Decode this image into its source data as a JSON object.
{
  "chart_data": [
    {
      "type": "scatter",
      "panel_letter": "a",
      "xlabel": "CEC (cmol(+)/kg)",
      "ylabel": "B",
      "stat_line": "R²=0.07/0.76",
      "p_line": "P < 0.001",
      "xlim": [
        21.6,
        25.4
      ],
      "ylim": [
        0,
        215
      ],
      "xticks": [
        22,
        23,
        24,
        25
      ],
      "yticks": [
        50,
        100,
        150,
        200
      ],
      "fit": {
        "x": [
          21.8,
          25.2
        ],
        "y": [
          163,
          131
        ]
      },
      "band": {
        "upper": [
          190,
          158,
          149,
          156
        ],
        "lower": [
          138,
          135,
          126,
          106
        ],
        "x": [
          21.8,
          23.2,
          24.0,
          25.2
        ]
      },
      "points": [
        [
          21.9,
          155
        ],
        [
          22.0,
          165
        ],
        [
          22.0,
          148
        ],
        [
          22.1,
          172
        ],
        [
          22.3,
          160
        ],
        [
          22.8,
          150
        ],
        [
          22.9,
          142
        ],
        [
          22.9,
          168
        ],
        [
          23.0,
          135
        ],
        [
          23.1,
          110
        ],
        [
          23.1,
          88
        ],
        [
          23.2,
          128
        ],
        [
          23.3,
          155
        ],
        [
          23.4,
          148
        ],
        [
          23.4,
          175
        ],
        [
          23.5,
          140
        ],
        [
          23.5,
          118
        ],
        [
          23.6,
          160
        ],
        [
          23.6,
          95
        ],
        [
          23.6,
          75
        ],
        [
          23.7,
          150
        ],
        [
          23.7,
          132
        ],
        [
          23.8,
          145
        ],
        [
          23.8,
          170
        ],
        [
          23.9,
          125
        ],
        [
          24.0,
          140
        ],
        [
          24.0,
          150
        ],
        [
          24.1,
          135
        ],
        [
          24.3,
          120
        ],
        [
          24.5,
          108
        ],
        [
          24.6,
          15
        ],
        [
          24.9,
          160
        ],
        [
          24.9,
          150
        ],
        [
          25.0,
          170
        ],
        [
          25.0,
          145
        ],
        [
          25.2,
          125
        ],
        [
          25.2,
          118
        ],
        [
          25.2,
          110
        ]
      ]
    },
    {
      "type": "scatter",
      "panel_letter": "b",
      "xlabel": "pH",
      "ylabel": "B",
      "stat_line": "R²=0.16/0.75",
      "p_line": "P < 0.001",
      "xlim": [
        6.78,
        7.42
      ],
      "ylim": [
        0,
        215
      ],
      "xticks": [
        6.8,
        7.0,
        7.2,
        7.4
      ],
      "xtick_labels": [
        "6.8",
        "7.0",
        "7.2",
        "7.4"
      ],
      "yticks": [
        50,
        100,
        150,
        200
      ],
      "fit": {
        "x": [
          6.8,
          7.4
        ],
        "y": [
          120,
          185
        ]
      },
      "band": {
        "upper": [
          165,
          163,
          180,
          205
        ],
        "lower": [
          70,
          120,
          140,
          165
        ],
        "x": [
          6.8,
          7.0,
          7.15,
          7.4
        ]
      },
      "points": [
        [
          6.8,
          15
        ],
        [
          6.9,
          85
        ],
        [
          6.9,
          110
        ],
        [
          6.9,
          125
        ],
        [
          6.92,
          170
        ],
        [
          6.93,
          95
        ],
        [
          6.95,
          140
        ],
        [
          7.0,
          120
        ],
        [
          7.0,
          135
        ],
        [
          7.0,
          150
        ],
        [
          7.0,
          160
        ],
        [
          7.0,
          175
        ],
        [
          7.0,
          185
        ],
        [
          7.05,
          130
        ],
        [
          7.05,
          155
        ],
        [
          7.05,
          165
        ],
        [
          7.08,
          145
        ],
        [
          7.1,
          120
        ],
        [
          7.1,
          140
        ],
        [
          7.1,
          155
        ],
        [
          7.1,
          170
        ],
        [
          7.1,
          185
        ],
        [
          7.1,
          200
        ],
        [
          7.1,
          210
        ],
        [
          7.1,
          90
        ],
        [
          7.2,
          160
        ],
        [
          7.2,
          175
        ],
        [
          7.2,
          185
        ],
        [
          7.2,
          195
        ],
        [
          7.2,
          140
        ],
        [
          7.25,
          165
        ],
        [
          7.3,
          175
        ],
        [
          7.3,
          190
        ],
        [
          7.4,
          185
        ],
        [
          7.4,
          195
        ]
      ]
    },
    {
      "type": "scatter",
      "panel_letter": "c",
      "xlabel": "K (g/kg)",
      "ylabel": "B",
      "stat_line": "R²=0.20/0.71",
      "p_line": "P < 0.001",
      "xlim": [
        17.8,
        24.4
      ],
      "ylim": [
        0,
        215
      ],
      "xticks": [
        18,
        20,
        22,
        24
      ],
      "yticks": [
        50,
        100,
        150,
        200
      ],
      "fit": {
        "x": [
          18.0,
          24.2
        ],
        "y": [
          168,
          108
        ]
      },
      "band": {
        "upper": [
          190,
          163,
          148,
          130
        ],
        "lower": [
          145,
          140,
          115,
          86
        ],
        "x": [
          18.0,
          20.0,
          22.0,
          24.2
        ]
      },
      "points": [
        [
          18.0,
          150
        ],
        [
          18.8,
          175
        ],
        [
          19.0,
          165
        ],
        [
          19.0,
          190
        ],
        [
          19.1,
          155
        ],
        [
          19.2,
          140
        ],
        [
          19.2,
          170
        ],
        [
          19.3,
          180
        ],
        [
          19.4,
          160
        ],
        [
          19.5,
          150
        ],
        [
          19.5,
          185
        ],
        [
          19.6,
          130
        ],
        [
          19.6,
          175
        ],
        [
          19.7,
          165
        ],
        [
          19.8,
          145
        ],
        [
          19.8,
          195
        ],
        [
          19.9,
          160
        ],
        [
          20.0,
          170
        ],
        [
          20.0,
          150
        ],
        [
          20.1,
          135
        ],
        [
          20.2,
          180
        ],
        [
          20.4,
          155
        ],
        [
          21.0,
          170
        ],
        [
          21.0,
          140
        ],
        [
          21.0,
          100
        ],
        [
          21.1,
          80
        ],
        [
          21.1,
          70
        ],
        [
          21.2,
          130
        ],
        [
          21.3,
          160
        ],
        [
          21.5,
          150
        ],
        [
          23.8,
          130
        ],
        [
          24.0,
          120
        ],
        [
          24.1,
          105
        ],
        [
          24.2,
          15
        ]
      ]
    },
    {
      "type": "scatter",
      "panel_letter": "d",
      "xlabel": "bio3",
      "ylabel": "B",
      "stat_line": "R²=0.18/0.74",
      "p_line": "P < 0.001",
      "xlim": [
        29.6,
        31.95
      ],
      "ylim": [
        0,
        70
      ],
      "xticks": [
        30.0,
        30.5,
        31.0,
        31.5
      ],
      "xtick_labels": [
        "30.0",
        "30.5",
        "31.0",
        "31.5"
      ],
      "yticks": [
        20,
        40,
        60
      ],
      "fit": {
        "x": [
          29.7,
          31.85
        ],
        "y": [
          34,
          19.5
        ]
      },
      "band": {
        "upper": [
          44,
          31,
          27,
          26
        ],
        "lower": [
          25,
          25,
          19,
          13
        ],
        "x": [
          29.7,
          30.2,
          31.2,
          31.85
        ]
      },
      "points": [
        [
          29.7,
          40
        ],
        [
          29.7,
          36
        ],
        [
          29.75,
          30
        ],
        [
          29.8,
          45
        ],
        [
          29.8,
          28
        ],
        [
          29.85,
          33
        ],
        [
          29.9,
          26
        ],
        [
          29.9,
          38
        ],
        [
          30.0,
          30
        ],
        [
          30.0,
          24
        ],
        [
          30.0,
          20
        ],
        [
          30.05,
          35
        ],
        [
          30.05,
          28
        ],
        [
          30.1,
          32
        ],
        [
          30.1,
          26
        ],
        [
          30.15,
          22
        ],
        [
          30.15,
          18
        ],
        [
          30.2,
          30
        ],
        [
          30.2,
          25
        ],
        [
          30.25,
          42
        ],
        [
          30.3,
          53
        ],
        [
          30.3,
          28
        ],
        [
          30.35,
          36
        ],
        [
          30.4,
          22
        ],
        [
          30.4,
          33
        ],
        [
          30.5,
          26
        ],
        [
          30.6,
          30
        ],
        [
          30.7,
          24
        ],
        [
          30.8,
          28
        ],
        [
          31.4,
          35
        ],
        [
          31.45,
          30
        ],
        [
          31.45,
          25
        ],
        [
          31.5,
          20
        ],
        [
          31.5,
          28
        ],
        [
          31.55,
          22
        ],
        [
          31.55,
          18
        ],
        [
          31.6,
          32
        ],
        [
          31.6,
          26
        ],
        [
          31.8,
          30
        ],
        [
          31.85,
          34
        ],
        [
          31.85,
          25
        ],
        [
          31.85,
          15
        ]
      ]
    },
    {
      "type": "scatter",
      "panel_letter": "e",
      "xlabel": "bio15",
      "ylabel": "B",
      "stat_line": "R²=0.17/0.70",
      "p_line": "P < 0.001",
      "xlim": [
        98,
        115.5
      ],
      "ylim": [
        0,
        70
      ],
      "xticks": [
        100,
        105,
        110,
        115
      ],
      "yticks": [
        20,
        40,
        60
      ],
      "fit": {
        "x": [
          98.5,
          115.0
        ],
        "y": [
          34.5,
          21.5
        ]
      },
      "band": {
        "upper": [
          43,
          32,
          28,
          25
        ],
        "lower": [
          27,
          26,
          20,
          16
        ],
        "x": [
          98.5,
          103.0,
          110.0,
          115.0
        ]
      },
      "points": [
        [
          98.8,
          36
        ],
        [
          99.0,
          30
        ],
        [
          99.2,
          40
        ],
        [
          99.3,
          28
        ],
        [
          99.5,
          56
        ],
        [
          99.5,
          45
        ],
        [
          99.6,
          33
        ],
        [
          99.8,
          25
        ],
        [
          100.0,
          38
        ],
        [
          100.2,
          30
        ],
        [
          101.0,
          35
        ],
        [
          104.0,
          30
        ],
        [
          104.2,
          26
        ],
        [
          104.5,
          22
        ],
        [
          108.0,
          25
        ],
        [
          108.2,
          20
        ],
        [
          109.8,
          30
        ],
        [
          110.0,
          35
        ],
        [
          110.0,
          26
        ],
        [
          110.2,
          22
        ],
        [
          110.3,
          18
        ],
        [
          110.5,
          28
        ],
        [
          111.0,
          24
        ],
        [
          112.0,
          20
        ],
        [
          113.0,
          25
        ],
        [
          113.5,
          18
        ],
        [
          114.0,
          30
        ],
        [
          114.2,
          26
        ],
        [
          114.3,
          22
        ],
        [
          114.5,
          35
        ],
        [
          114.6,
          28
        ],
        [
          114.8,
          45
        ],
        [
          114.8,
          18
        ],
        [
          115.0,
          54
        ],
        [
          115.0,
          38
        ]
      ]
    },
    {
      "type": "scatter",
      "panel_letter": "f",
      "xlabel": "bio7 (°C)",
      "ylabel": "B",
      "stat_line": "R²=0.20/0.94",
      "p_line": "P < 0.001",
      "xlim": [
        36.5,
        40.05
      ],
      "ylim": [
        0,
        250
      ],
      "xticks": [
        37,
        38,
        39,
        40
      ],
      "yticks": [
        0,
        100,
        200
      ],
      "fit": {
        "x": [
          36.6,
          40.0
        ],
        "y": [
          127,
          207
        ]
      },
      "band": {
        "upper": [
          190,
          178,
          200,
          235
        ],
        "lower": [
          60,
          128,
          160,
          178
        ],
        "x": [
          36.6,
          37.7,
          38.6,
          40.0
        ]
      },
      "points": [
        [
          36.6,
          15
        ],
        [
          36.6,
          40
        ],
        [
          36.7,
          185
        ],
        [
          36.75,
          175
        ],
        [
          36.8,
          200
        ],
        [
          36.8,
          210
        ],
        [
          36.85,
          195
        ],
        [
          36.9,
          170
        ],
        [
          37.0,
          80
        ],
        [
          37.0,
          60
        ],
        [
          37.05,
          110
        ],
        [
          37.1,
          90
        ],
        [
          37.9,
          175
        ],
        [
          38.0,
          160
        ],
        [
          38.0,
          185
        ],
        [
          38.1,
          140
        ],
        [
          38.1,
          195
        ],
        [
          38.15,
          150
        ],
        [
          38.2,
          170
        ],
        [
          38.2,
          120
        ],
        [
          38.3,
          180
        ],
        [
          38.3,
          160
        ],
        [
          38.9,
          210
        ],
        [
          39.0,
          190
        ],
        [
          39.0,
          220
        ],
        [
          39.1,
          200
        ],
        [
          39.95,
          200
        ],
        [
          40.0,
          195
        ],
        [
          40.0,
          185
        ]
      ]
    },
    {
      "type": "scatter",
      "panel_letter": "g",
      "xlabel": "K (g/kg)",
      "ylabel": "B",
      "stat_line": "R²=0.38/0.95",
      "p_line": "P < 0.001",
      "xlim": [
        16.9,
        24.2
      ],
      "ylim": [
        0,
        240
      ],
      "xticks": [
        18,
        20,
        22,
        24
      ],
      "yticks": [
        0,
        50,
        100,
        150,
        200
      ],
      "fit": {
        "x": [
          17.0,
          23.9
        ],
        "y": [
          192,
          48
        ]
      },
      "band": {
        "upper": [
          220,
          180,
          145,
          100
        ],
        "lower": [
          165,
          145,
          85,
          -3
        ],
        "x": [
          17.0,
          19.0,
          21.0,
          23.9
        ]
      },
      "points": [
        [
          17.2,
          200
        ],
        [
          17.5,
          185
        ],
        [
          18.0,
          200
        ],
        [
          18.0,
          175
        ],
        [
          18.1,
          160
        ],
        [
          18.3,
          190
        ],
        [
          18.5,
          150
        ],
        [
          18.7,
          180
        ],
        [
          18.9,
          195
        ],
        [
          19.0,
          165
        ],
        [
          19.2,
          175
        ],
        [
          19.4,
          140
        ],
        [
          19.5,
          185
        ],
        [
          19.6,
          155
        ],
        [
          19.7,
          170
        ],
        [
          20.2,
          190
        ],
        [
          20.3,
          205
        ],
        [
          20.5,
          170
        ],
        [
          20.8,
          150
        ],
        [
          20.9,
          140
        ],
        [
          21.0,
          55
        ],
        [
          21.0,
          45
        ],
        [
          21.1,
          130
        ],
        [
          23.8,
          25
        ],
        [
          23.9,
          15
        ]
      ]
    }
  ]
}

_ _ _

What to work on. Go through the records and gather the lines that hold "xlabel".

Output of the task.
      "xlabel": "CEC (cmol(+)/kg)",
      "xlabel": "pH",
      "xlabel": "K (g/kg)",
      "xlabel": "bio3",
      "xlabel": "bio15",
      "xlabel": "bio7 (°C)",
      "xlabel": "K (g/kg)",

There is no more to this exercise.